__Records for this task__

☆ ☆ ☆ ☆ ☆

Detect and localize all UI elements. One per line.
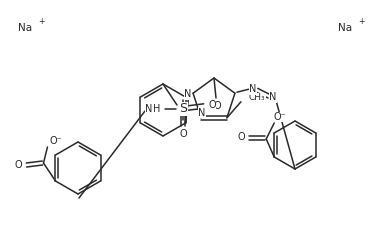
Text: O: O — [179, 129, 187, 139]
Text: +: + — [358, 18, 364, 26]
Text: N: N — [145, 104, 153, 114]
Text: O: O — [15, 160, 22, 170]
Text: N: N — [269, 92, 277, 102]
Text: N: N — [249, 84, 257, 94]
Text: Na: Na — [338, 23, 352, 33]
Text: CH₃: CH₃ — [249, 93, 265, 102]
Text: O⁻: O⁻ — [49, 136, 62, 146]
Text: N: N — [185, 89, 192, 99]
Text: +: + — [38, 18, 44, 26]
Text: Na: Na — [18, 23, 32, 33]
Text: N: N — [198, 108, 206, 118]
Text: O: O — [213, 101, 221, 111]
Text: O⁻: O⁻ — [274, 112, 286, 122]
Text: S: S — [179, 102, 187, 116]
Text: O: O — [237, 132, 245, 142]
Text: H: H — [153, 104, 161, 114]
Text: O: O — [208, 100, 216, 110]
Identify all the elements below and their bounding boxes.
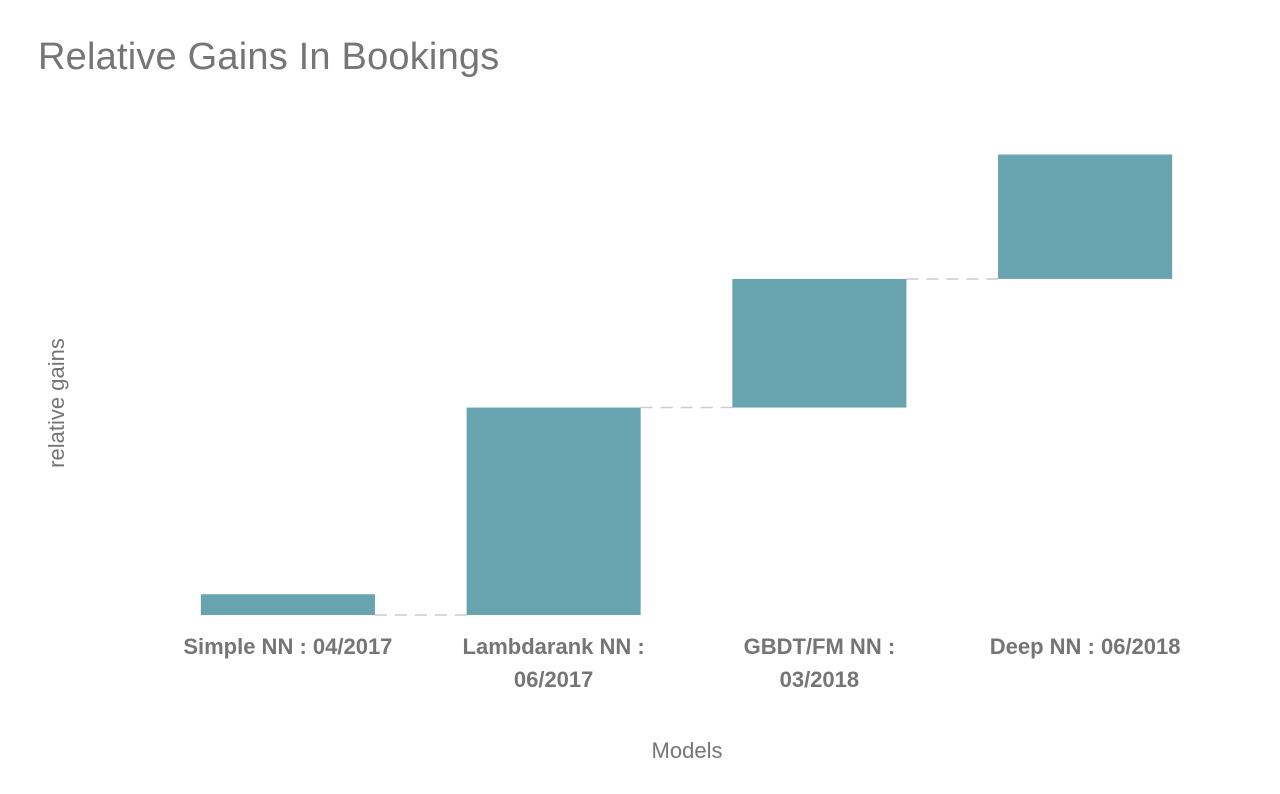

☆ ☆ ☆ ☆ ☆

__Exercise prompt__
Change every "elements" in the data above to "items" and reproduce all other lines unaltered. Omit the pictures from your answer.

__Answer in full__
Detect and localize all UI items. One per line.
Text: O: O — [179, 129, 187, 139]
Text: +: + — [358, 18, 364, 26]
Text: N: N — [145, 104, 153, 114]
Text: O: O — [15, 160, 22, 170]
Text: N: N — [269, 92, 277, 102]
Text: N: N — [249, 84, 257, 94]
Text: Na: Na — [338, 23, 352, 33]
Text: CH₃: CH₃ — [249, 93, 265, 102]
Text: O⁻: O⁻ — [49, 136, 62, 146]
Text: N: N — [185, 89, 192, 99]
Text: +: + — [38, 18, 44, 26]
Text: Na: Na — [18, 23, 32, 33]
Text: N: N — [198, 108, 206, 118]
Text: O: O — [213, 101, 221, 111]
Text: O⁻: O⁻ — [274, 112, 286, 122]
Text: S: S — [179, 102, 187, 116]
Text: O: O — [237, 132, 245, 142]
Text: H: H — [153, 104, 161, 114]
Text: O: O — [208, 100, 216, 110]
Identify all the items below and their bounding boxes.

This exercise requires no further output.